WHAT THE TASK REQUIRES:
Copy exactly the lines from the one containing "Enumerate this screenshot's" through the last line of the records below, including both, and leave out any pictures.

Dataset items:
**********
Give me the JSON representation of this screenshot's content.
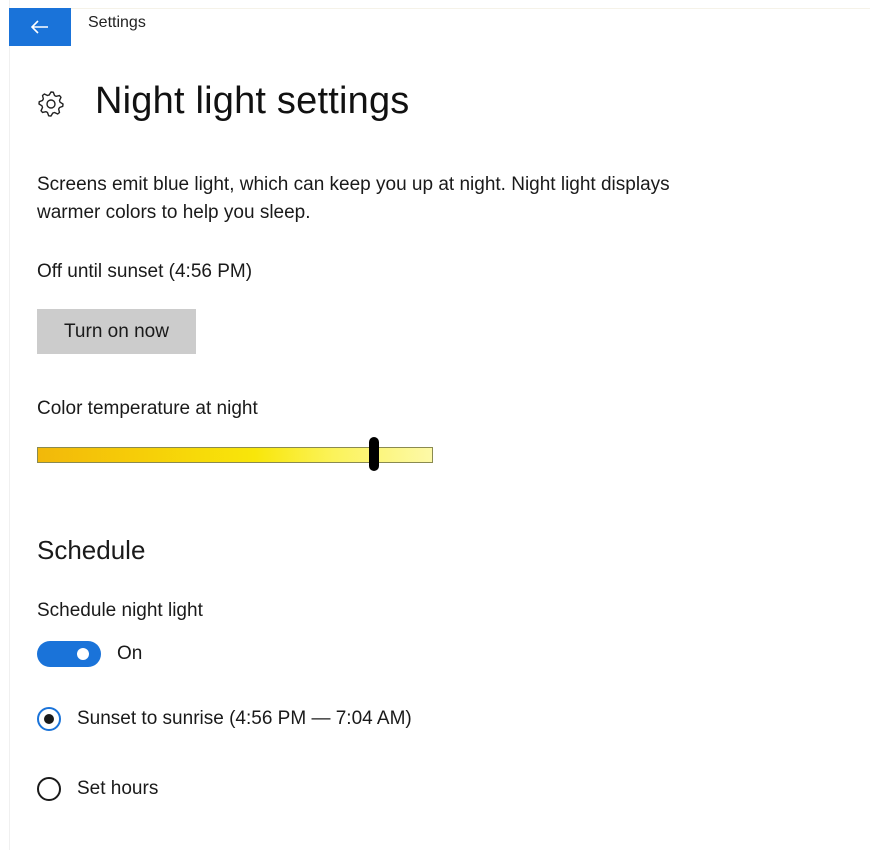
{
  "app": {
    "title": "Settings",
    "back_icon": "back-arrow-icon"
  },
  "header": {
    "icon": "gear-icon",
    "title": "Night light settings"
  },
  "description": "Screens emit blue light, which can keep you up at night. Night light displays warmer colors to help you sleep.",
  "status": "Off until sunset (4:56 PM)",
  "turn_on_button": "Turn on now",
  "color_temperature": {
    "label": "Color temperature at night",
    "value": 0.85
  },
  "schedule": {
    "heading": "Schedule",
    "label": "Schedule night light",
    "toggle_on": true,
    "toggle_state": "On",
    "options": [
      {
        "label": "Sunset to sunrise (4:56 PM — 7:04 AM)",
        "selected": true
      },
      {
        "label": "Set hours",
        "selected": false
      }
    ]
  },
  "colors": {
    "accent": "#1a73d9",
    "button_gray": "#cccccc"
  }
}
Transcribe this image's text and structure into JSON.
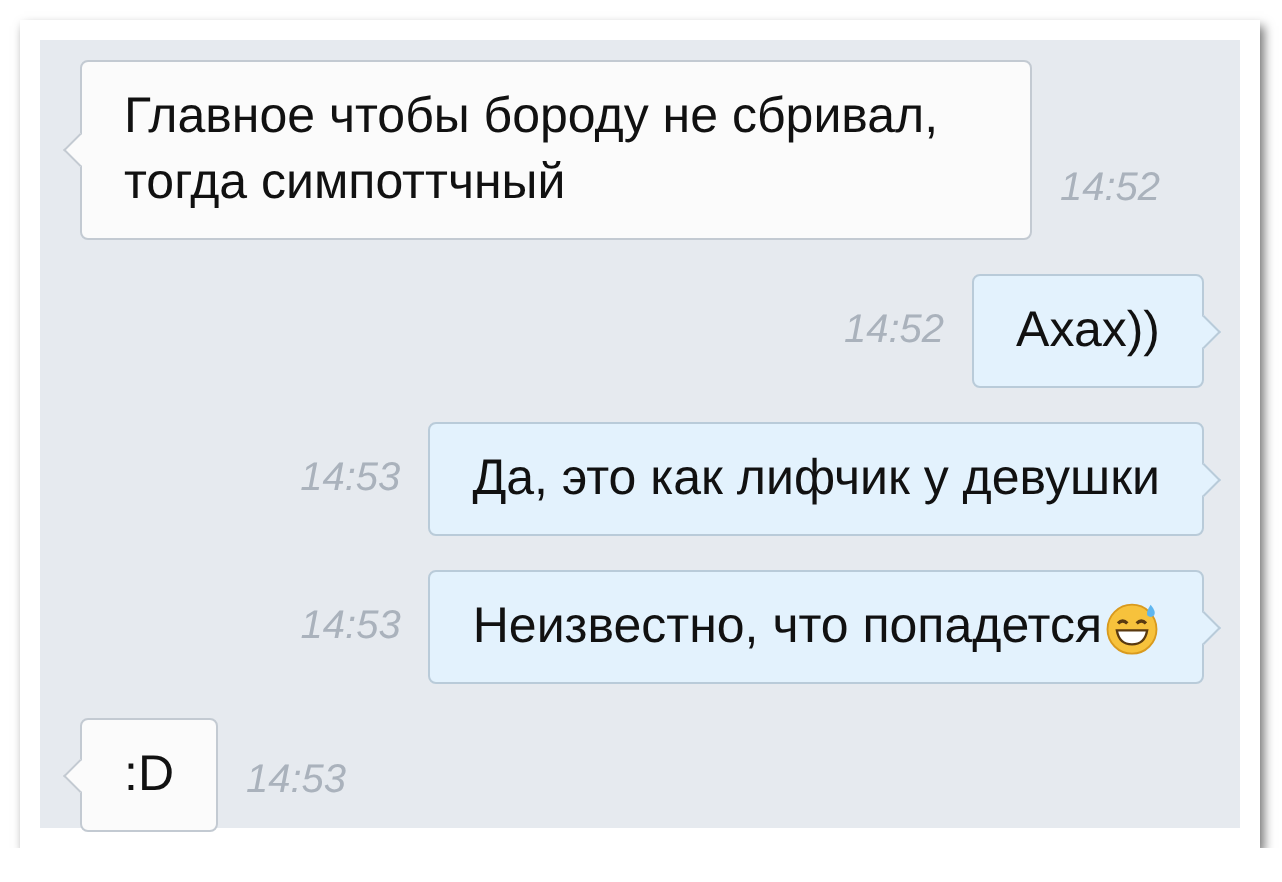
{
  "messages": [
    {
      "kind": "incoming",
      "text": "Главное чтобы бороду не сбривал, тогда симпоттчный",
      "time": "14:52",
      "emoji": false
    },
    {
      "kind": "outgoing",
      "text": "Ахах))",
      "time": "14:52",
      "emoji": false
    },
    {
      "kind": "outgoing",
      "text": "Да, это как лифчик у девушки",
      "time": "14:53",
      "emoji": false
    },
    {
      "kind": "outgoing",
      "text": "Неизвестно, что попадется",
      "time": "14:53",
      "emoji": true
    },
    {
      "kind": "incoming",
      "text": ":D",
      "time": "14:53",
      "emoji": false
    }
  ]
}
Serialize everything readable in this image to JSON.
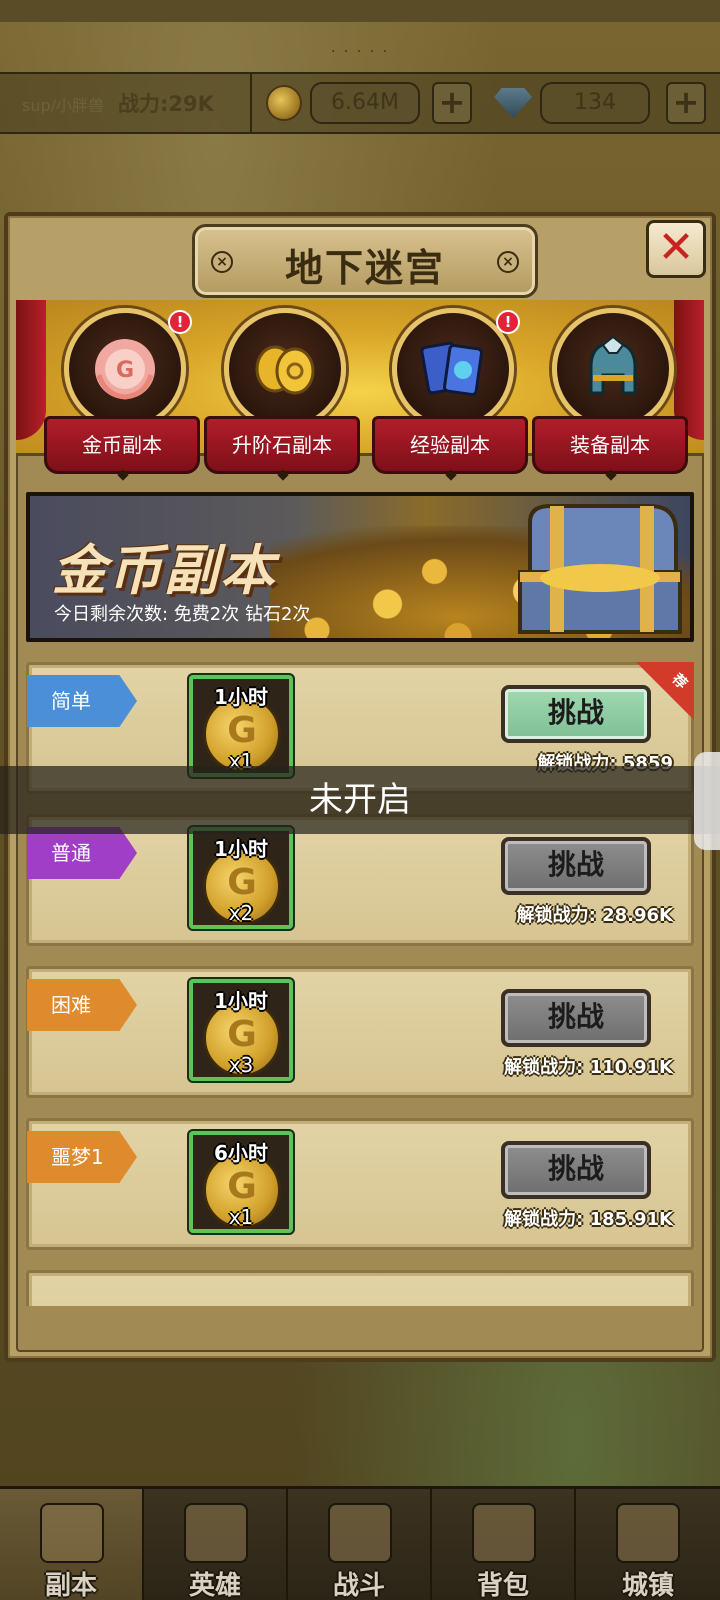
{
  "resource_bar": {
    "player_name": "sup/小胖兽",
    "power_text": "战力:29K",
    "gold_amount": "6.64M",
    "gem_amount": "134",
    "plus_label": "+"
  },
  "top_dots": ". . . . .",
  "dialog": {
    "title": "地下迷宫",
    "close_label": "✕",
    "screw_glyph": "×"
  },
  "categories": [
    {
      "label": "金币副本",
      "icon": "gold-laurel-emblem-icon",
      "alert": "!"
    },
    {
      "label": "升阶石副本",
      "icon": "upgrade-stone-icon",
      "alert": ""
    },
    {
      "label": "经验副本",
      "icon": "experience-cards-icon",
      "alert": "!"
    },
    {
      "label": "装备副本",
      "icon": "equipment-helmet-icon",
      "alert": ""
    }
  ],
  "banner": {
    "title": "金币副本",
    "subtitle": "今日剩余次数:  免费2次  钻石2次"
  },
  "stages": [
    {
      "tag": "简单",
      "tag_color": "#4a8fd8",
      "time": "1小时",
      "qty": "x1",
      "button": "挑战",
      "unlock": "解锁战力:  5859",
      "recommended": "荐"
    },
    {
      "tag": "普通",
      "tag_color": "#a03ec8",
      "time": "1小时",
      "qty": "x2",
      "button": "挑战",
      "unlock": "解锁战力:  28.96K",
      "recommended": ""
    },
    {
      "tag": "困难",
      "tag_color": "#e08a2e",
      "time": "1小时",
      "qty": "x3",
      "button": "挑战",
      "unlock": "解锁战力:  110.91K",
      "recommended": ""
    },
    {
      "tag": "噩梦1",
      "tag_color": "#e08a2e",
      "time": "6小时",
      "qty": "x1",
      "button": "挑战",
      "unlock": "解锁战力:  185.91K",
      "recommended": ""
    }
  ],
  "toast": "未开启",
  "bottom_nav": [
    {
      "label": "副本",
      "icon": "dungeon-map-icon",
      "active": true
    },
    {
      "label": "英雄",
      "icon": "hero-helmet-icon",
      "active": false
    },
    {
      "label": "战斗",
      "icon": "crossed-swords-icon",
      "active": false
    },
    {
      "label": "背包",
      "icon": "backpack-icon",
      "active": false
    },
    {
      "label": "城镇",
      "icon": "town-shop-icon",
      "active": false
    }
  ],
  "colors": {
    "accent_red": "#b01e2a",
    "challenge_active": "#8fcca2",
    "challenge_disabled": "#7e7e7e",
    "reward_border": "#5cc35a"
  }
}
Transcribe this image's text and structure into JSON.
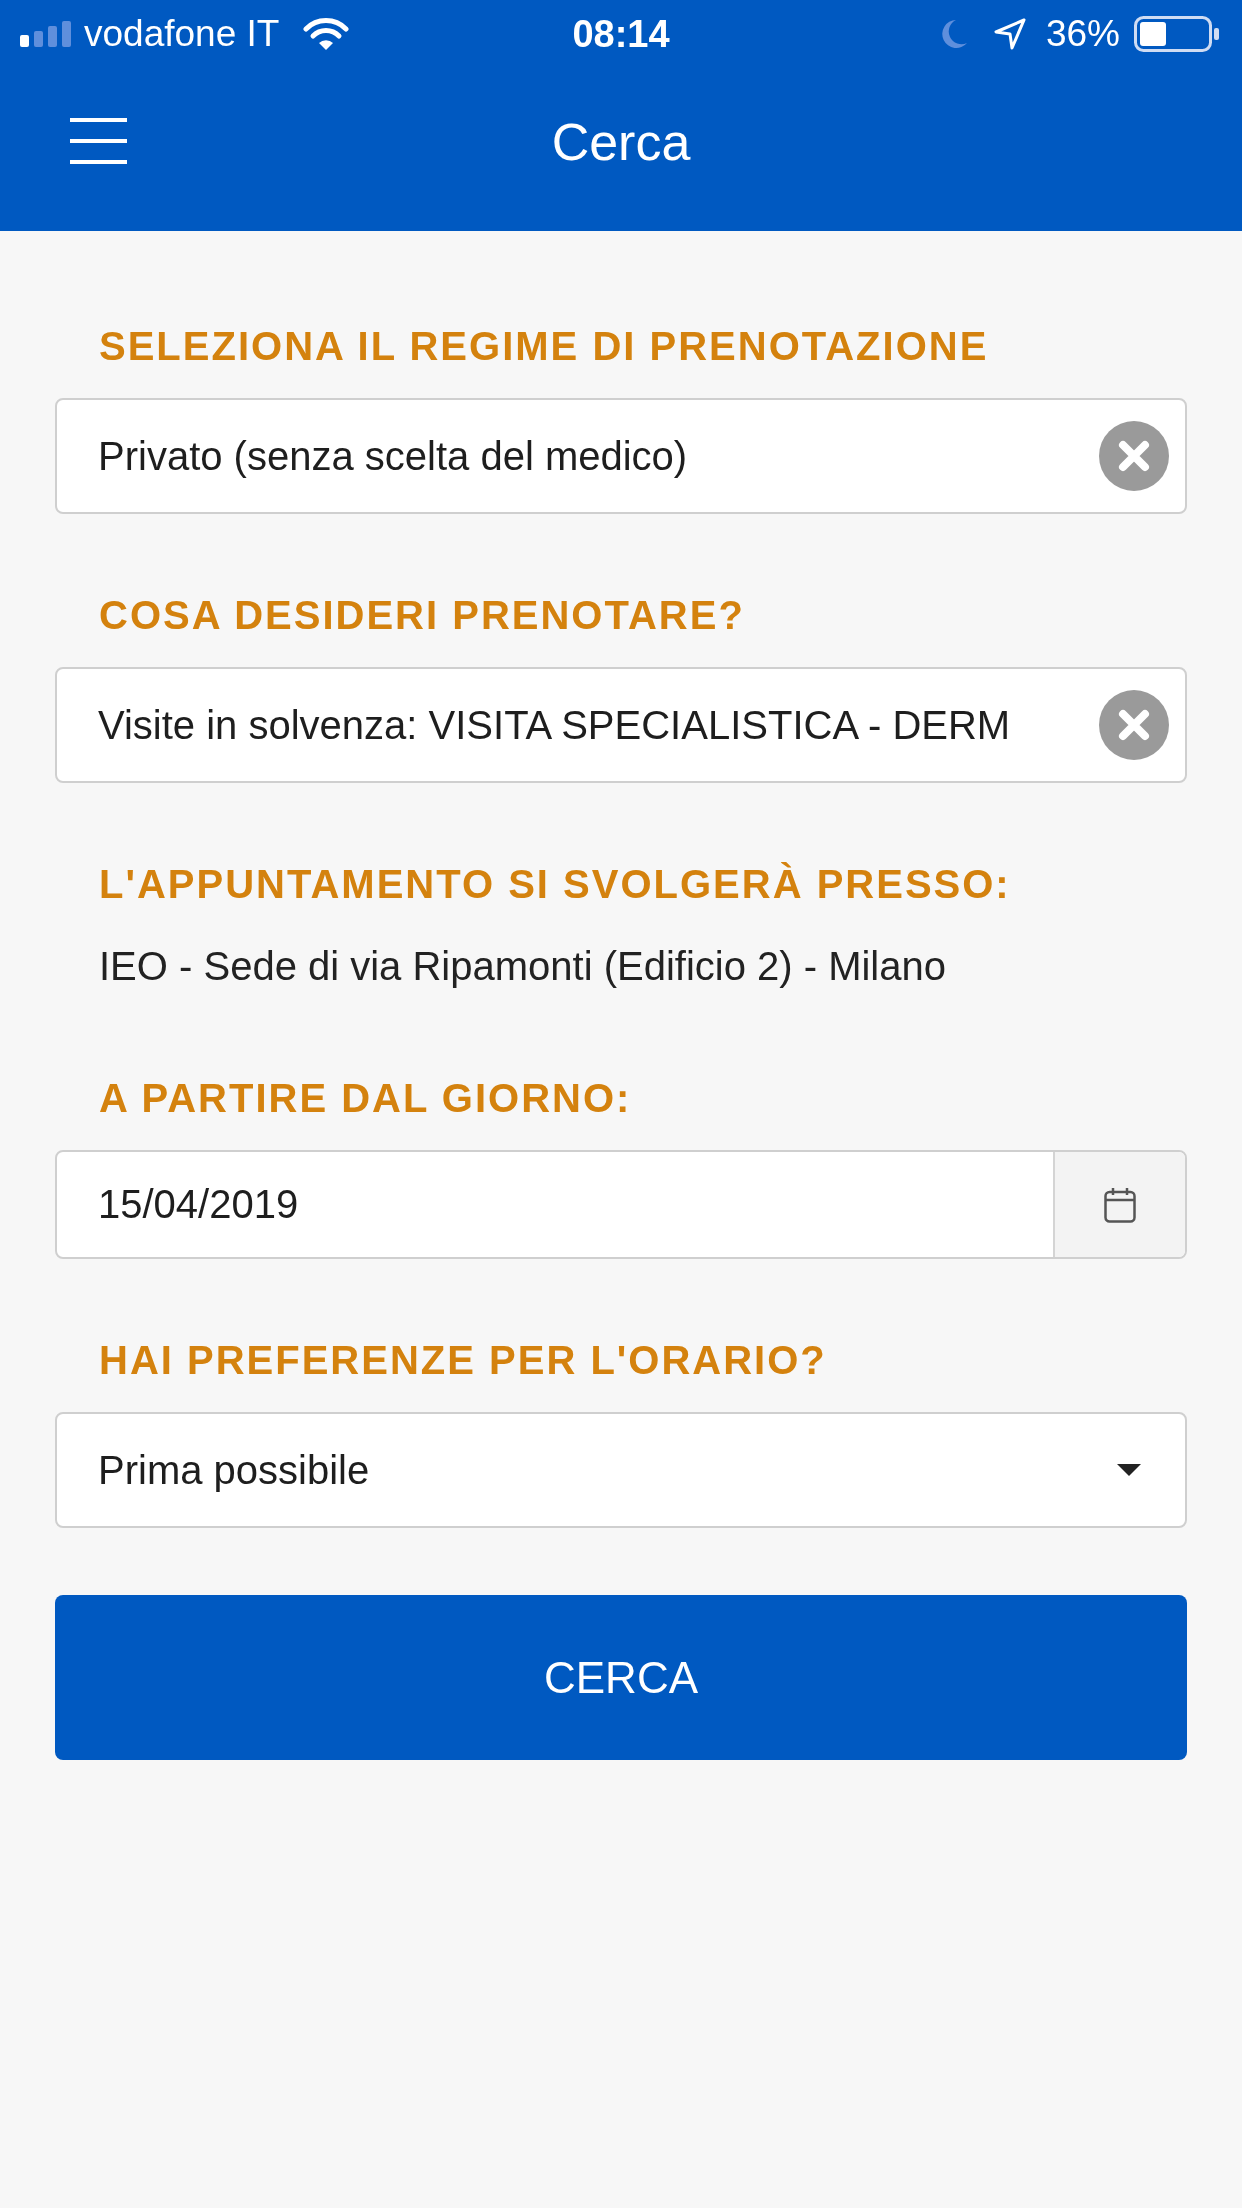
{
  "status_bar": {
    "carrier": "vodafone IT",
    "time": "08:14",
    "battery": "36%"
  },
  "header": {
    "title": "Cerca"
  },
  "form": {
    "fields": [
      {
        "kind": "clearable",
        "label": "SELEZIONA IL REGIME DI PRENOTAZIONE",
        "value": "Privato (senza scelta del medico)"
      },
      {
        "kind": "clearable",
        "label": "COSA DESIDERI PRENOTARE?",
        "value": "Visite in solvenza: VISITA SPECIALISTICA - DERM"
      },
      {
        "kind": "info",
        "label": "L'APPUNTAMENTO SI SVOLGERÀ PRESSO:",
        "value": "IEO - Sede di via Ripamonti (Edificio 2) - Milano"
      },
      {
        "kind": "date",
        "label": "A PARTIRE DAL GIORNO:",
        "value": "15/04/2019"
      },
      {
        "kind": "select",
        "label": "HAI PREFERENZE PER L'ORARIO?",
        "value": "Prima possibile"
      }
    ]
  },
  "search_button": "CERCA"
}
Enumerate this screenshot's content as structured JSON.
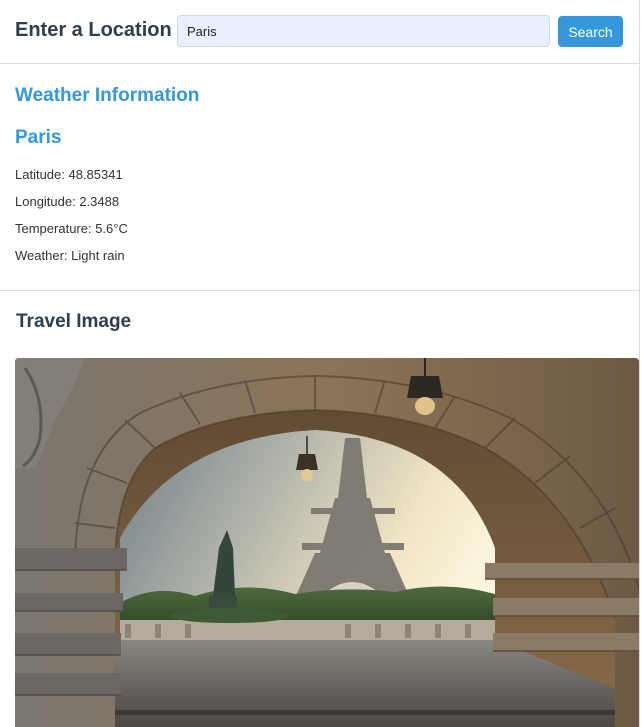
{
  "search": {
    "title": "Enter a Location",
    "input_value": "Paris",
    "button_label": "Search"
  },
  "weather": {
    "heading": "Weather Information",
    "city": "Paris",
    "latitude": "Latitude: 48.85341",
    "longitude": "Longitude: 2.3488",
    "temperature": "Temperature: 5.6°C",
    "condition": "Weather: Light rain"
  },
  "travel": {
    "heading": "Travel Image"
  },
  "colors": {
    "accent": "#3498db",
    "heading_dark": "#2c3e50",
    "input_bg": "#e8f0fe"
  }
}
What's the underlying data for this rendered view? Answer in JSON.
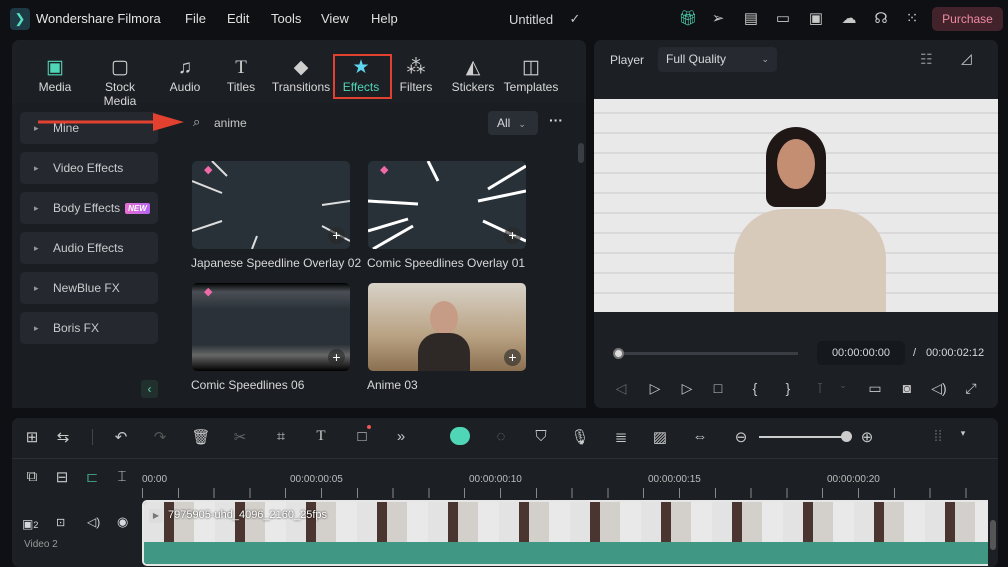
**********
FINISHED ANSWER:
Enumerate this screenshot's content as structured JSON.
{
  "search": {
    "title": "Enter a Location",
    "input_value": "Paris",
    "button_label": "Search"
  },
  "weather": {
    "heading": "Weather Information",
    "city": "Paris",
    "latitude": "Latitude: 48.85341",
    "longitude": "Longitude: 2.3488",
    "temperature": "Temperature: 5.6°C",
    "condition": "Weather: Light rain"
  },
  "travel": {
    "heading": "Travel Image"
  },
  "colors": {
    "accent": "#3498db",
    "heading_dark": "#2c3e50",
    "input_bg": "#e8f0fe"
  }
}
What's the underlying data for this rendered view? Answer in JSON.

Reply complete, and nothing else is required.